(What to work on): From the listing below, pull out all lines with "stbchina" in them.

(Input material):

-- Begin --

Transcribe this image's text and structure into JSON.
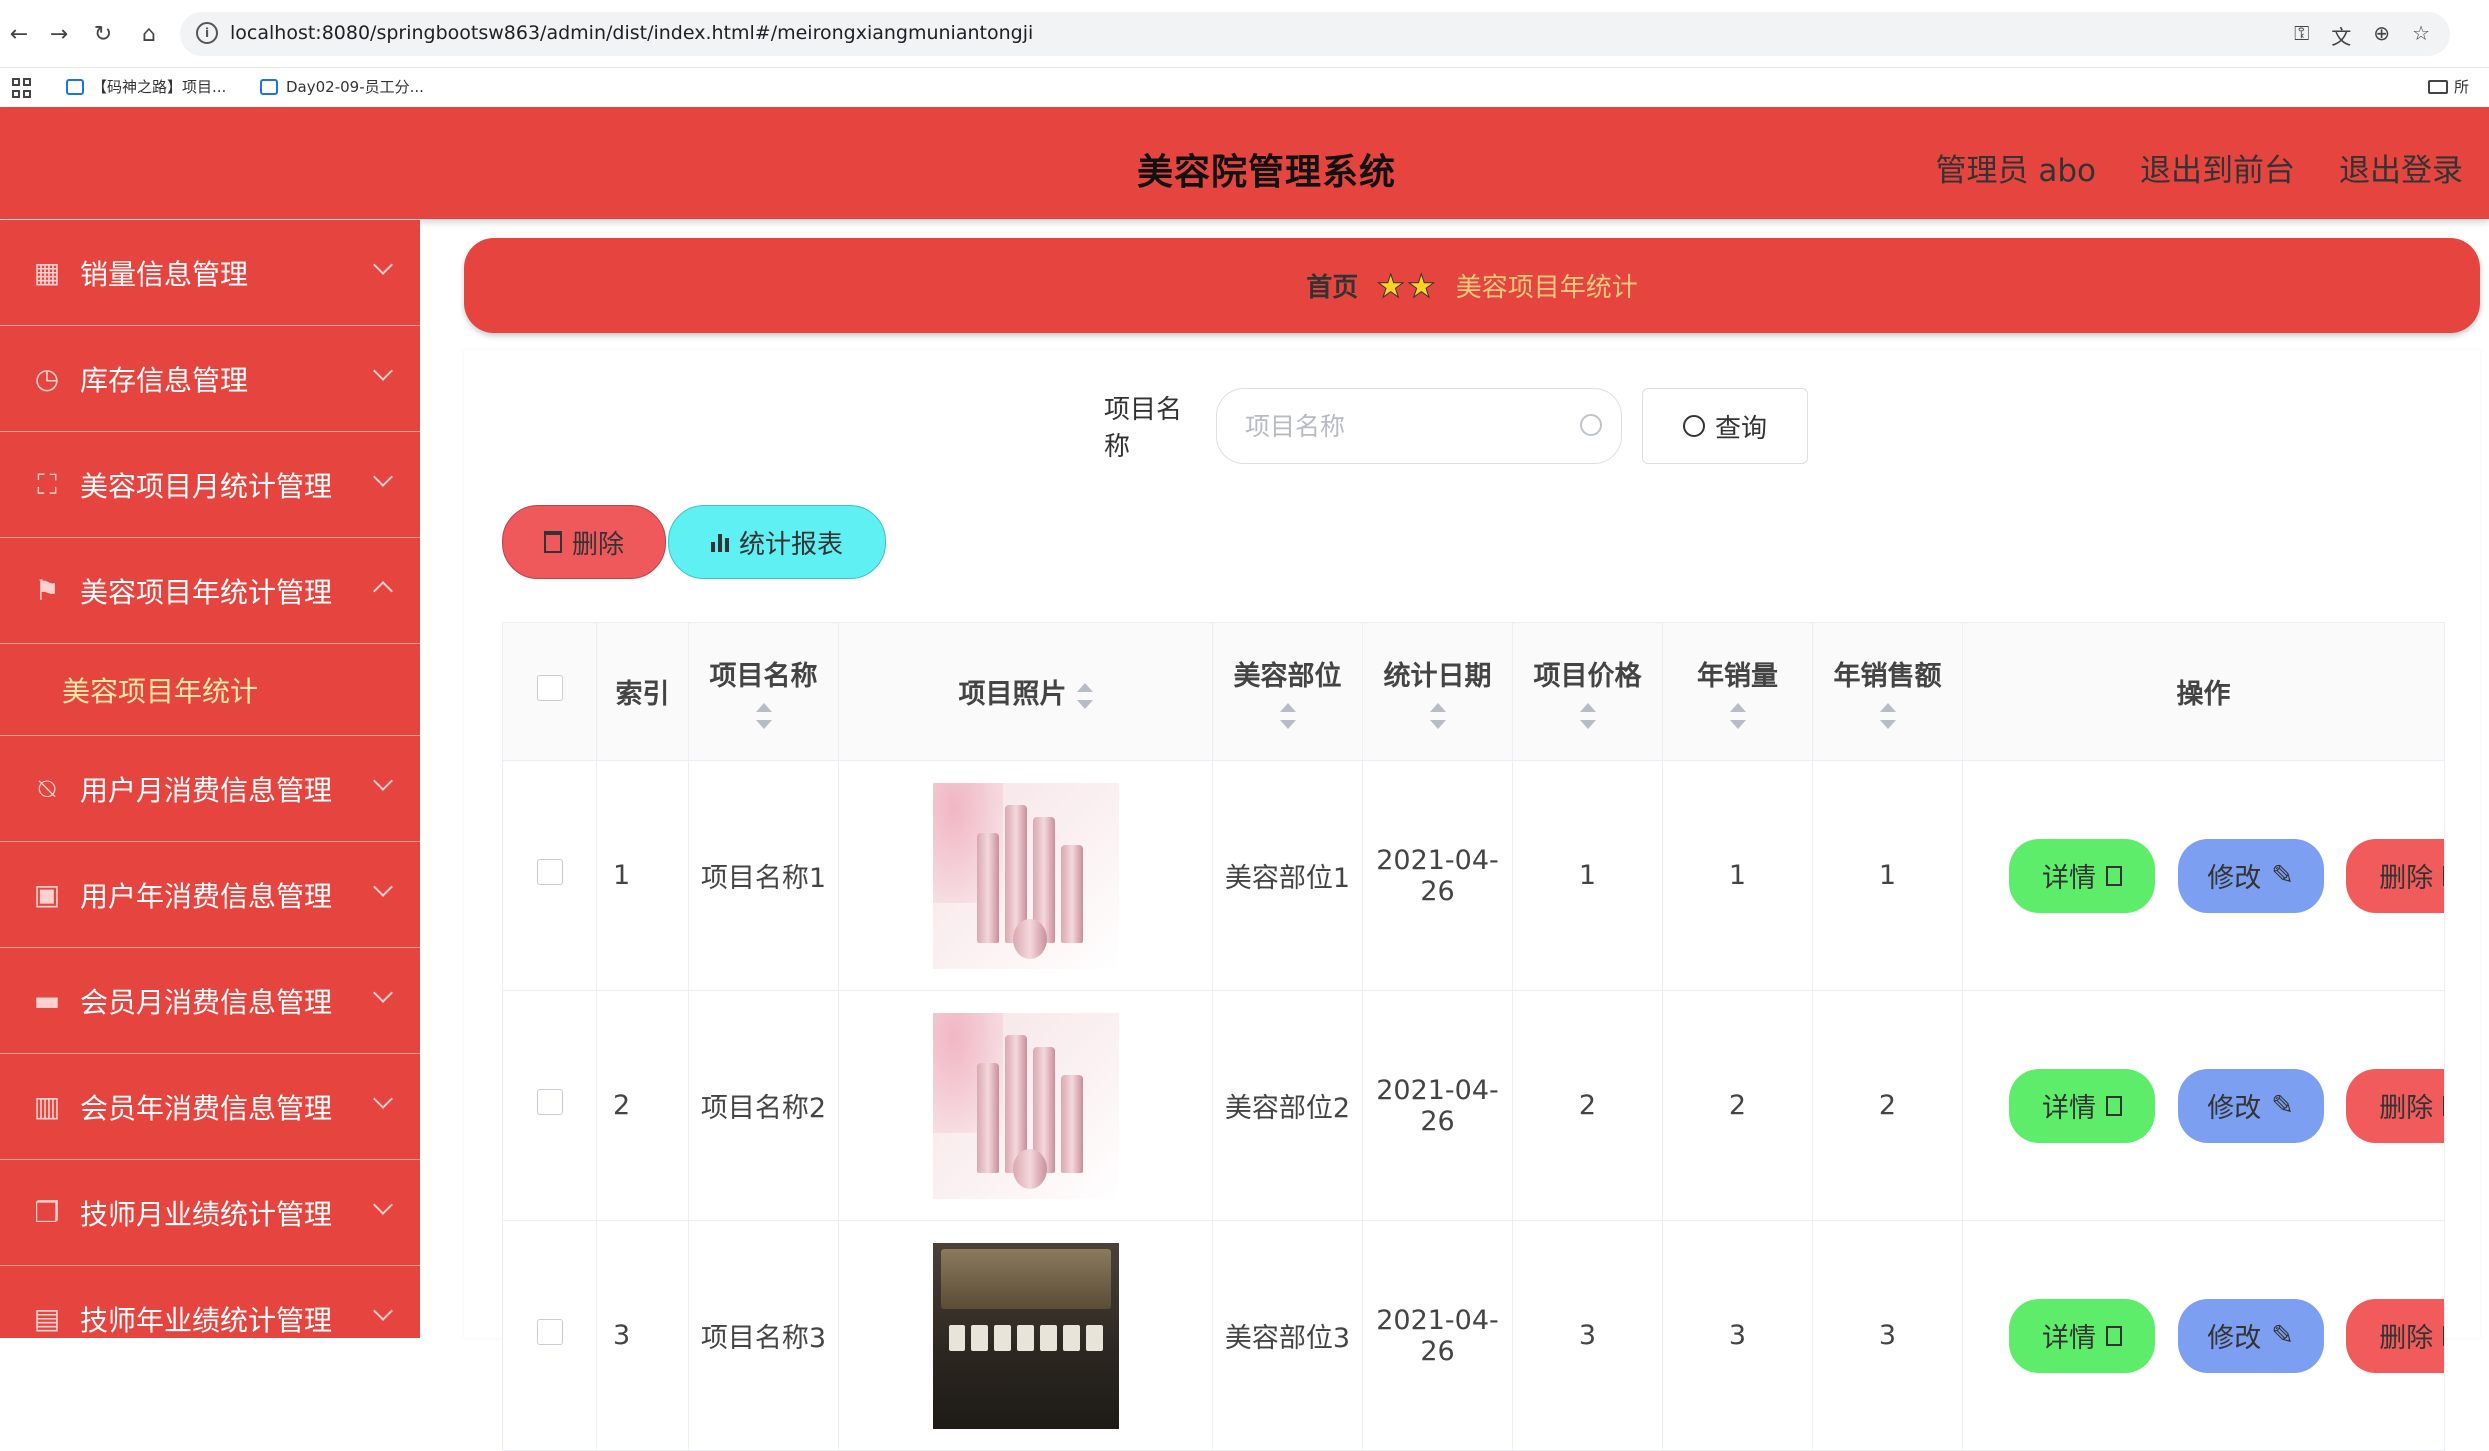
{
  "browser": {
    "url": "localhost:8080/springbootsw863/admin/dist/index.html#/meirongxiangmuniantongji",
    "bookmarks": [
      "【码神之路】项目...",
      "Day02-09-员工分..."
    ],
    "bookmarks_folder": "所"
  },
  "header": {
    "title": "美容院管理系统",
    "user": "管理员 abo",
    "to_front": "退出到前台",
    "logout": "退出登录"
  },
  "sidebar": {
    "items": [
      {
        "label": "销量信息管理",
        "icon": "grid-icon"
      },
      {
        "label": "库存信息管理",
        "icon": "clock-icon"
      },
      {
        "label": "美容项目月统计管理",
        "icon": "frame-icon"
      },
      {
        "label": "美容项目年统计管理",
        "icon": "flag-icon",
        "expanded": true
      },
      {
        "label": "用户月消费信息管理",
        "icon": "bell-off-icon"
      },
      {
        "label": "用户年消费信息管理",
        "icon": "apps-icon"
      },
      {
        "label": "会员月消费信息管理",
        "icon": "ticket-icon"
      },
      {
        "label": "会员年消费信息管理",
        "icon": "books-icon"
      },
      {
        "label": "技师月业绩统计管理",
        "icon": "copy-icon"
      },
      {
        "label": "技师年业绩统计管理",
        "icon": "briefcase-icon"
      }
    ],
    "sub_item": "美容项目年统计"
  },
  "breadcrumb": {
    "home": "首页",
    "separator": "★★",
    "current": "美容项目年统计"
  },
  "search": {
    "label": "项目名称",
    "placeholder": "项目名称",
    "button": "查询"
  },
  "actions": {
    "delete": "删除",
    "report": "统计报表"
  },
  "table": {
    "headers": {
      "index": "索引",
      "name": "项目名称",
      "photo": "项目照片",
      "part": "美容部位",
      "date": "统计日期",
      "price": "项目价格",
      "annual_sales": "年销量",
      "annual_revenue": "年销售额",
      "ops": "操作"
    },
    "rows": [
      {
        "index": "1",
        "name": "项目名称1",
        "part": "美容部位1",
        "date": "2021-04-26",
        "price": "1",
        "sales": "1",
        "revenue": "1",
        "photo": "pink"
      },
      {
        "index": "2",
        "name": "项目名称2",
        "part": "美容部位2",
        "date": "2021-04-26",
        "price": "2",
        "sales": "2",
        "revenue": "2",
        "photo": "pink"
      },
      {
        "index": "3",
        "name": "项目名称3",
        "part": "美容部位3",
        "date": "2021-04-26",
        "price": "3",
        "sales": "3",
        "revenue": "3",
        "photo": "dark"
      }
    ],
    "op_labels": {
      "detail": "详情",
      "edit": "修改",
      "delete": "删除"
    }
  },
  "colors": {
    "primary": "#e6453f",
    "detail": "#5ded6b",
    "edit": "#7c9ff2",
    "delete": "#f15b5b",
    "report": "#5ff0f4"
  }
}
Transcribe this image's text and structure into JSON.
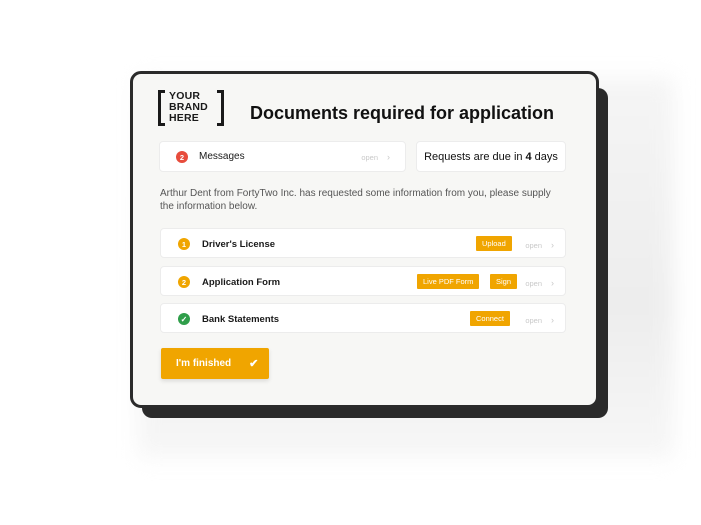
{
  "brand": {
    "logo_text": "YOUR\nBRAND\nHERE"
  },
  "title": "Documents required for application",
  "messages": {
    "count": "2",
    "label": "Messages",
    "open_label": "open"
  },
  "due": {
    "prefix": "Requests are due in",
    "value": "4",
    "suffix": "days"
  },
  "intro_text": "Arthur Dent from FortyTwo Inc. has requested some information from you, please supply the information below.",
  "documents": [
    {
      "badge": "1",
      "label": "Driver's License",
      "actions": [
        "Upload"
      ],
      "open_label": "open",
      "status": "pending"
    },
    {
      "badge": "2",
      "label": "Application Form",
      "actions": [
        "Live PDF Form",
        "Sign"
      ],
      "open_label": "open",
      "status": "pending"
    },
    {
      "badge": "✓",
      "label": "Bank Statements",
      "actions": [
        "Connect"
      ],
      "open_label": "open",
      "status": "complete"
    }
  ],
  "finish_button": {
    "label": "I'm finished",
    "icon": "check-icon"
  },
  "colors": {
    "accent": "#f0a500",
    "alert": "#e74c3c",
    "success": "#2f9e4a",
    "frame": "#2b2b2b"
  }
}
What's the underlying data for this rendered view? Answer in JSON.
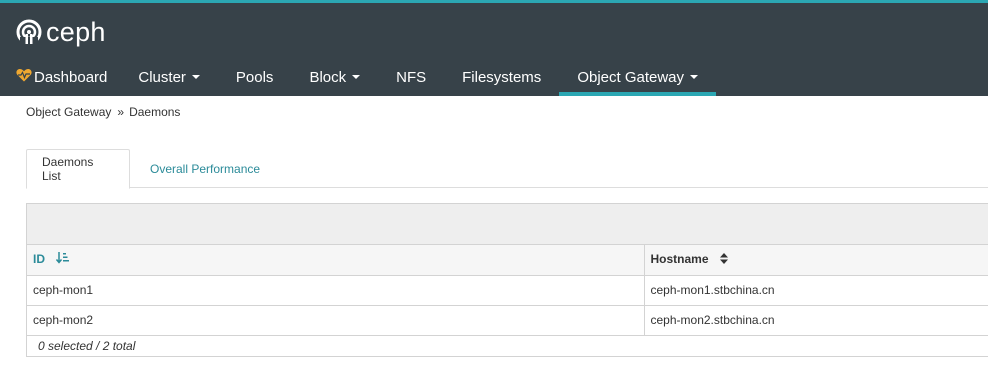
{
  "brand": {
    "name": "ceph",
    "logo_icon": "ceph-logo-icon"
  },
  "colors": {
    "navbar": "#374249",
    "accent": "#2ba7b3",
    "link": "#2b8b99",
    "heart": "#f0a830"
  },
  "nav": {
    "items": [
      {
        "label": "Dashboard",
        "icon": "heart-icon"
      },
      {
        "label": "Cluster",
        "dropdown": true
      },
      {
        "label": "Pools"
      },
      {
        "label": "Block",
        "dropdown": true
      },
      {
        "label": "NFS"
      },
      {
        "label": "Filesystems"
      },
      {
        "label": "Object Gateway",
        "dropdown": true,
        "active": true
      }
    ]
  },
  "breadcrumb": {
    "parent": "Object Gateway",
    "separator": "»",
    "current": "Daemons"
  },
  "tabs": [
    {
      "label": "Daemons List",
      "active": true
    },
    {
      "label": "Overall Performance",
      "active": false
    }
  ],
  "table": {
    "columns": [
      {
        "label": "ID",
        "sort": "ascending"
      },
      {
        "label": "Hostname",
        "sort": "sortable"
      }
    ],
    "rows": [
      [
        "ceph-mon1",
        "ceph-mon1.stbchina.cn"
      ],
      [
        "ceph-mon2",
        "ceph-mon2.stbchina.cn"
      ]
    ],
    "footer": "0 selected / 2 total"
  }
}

-- End --

(Written answer):
        "ceph-mon1.stbchina.cn"
        "ceph-mon2.stbchina.cn"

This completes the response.